◆ DIRECTIONS
All lines featuring the string "placeholder" are to be listed.

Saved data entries
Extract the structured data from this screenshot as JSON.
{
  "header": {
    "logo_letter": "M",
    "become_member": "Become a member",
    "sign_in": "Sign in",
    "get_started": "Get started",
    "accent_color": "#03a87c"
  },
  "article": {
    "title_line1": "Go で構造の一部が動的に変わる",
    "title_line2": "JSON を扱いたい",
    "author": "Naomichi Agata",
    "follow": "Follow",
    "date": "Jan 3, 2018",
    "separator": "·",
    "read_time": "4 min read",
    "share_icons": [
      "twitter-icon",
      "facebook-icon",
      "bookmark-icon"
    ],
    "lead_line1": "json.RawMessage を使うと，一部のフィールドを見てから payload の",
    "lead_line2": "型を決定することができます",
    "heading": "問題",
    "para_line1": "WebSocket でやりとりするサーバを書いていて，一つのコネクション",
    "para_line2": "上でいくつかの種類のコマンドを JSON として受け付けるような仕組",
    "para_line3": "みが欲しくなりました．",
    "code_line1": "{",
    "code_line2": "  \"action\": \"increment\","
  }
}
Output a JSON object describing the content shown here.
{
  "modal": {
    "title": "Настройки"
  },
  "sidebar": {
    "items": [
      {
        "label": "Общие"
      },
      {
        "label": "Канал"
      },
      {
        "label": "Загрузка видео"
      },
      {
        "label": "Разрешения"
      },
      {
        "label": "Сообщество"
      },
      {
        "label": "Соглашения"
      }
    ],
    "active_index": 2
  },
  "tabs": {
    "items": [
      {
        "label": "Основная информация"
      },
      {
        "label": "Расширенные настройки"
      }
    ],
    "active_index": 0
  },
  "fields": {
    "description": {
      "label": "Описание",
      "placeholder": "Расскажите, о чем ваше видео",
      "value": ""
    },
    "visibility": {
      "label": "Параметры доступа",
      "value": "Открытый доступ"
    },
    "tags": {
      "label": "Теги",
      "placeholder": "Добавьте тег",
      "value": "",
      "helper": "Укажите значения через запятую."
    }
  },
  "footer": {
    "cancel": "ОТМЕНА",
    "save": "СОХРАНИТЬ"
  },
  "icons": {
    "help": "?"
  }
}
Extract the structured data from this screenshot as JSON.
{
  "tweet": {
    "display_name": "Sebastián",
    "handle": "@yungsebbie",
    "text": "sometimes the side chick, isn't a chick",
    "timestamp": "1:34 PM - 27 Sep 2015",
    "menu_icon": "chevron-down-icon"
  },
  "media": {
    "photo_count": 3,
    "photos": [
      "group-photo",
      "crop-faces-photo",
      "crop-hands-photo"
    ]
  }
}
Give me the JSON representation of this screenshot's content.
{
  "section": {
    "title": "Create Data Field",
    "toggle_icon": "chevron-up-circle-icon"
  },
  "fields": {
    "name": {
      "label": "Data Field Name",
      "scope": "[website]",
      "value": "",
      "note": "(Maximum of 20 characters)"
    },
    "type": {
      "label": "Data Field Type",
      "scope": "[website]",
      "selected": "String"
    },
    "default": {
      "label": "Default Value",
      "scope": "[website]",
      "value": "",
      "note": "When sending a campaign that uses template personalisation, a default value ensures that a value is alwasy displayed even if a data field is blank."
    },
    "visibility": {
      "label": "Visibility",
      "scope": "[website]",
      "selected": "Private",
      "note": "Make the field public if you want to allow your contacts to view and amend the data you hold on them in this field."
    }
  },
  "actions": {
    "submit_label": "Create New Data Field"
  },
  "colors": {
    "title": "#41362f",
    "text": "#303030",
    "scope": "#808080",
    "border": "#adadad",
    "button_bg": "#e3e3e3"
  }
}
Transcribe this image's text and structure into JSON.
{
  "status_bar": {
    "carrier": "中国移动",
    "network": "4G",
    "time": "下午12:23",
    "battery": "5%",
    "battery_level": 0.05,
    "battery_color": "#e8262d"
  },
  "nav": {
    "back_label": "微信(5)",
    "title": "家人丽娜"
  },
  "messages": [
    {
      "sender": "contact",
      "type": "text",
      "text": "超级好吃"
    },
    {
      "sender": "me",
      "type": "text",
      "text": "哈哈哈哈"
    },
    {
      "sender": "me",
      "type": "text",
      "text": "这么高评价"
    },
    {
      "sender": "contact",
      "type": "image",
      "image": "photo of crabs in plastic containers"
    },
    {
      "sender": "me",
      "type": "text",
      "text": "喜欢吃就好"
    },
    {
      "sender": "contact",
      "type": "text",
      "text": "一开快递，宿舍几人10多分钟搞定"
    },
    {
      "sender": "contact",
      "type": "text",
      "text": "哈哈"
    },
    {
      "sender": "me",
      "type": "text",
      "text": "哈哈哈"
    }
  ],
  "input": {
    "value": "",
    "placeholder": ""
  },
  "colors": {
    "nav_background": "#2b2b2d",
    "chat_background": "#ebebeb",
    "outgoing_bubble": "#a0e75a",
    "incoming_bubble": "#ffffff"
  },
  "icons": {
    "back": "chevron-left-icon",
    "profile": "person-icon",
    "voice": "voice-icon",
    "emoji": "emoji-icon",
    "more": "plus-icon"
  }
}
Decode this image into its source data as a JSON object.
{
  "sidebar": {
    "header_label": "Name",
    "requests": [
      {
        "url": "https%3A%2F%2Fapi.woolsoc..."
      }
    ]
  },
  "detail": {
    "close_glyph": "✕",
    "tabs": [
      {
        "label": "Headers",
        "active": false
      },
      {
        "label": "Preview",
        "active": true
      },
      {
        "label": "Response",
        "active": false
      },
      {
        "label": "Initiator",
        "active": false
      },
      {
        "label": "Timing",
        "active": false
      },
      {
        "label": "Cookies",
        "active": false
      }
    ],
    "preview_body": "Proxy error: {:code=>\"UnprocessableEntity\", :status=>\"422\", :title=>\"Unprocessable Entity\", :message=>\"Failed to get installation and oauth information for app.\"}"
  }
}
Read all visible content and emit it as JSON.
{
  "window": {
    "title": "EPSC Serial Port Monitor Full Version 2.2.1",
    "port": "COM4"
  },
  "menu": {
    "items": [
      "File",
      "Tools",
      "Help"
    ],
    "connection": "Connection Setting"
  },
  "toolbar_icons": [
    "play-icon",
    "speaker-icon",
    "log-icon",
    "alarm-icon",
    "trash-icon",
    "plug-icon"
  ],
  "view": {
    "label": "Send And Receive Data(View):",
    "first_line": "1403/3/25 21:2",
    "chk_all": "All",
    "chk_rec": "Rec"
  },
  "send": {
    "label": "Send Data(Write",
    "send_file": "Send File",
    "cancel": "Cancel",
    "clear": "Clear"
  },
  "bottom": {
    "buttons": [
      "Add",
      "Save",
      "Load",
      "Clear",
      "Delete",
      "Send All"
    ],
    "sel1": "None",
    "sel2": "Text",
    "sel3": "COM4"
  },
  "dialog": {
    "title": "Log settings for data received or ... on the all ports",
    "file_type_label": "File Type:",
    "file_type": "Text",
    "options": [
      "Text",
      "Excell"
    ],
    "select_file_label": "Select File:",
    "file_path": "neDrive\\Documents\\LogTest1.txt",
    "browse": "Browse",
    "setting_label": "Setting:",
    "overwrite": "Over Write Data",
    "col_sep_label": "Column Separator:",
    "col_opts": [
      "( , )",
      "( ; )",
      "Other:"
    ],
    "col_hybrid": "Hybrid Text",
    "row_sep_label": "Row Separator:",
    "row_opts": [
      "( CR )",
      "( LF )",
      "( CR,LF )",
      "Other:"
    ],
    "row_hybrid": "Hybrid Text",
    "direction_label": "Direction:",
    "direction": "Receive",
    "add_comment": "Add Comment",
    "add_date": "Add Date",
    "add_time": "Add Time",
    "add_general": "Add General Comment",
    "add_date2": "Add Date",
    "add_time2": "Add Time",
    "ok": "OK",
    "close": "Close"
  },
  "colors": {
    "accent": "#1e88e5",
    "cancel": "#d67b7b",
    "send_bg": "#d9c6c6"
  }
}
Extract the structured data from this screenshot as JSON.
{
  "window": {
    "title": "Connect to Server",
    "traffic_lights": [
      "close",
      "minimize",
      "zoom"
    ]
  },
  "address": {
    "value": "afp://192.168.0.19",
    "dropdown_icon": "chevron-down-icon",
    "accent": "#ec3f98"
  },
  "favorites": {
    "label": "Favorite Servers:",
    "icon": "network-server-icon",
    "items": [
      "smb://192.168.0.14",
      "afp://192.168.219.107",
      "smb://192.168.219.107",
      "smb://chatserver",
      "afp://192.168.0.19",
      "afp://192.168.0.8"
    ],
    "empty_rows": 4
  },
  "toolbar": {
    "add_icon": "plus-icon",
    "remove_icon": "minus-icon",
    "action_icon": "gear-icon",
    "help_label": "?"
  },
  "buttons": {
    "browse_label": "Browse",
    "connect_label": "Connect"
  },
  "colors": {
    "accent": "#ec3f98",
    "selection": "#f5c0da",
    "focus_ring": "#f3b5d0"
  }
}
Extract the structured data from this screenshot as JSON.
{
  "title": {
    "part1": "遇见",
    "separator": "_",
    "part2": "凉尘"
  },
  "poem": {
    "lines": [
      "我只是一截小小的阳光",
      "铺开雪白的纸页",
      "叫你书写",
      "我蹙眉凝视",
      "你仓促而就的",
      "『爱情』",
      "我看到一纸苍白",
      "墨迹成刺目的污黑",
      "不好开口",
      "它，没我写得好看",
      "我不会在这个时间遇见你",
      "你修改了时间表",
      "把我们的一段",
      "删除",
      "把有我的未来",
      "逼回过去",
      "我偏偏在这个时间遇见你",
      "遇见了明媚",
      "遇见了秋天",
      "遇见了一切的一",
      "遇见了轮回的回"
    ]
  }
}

◆ WRITTEN RESPONSE
      "placeholder": "Расскажите, о чем ваше видео",
      "placeholder": "Добавьте тег",
    "placeholder": ""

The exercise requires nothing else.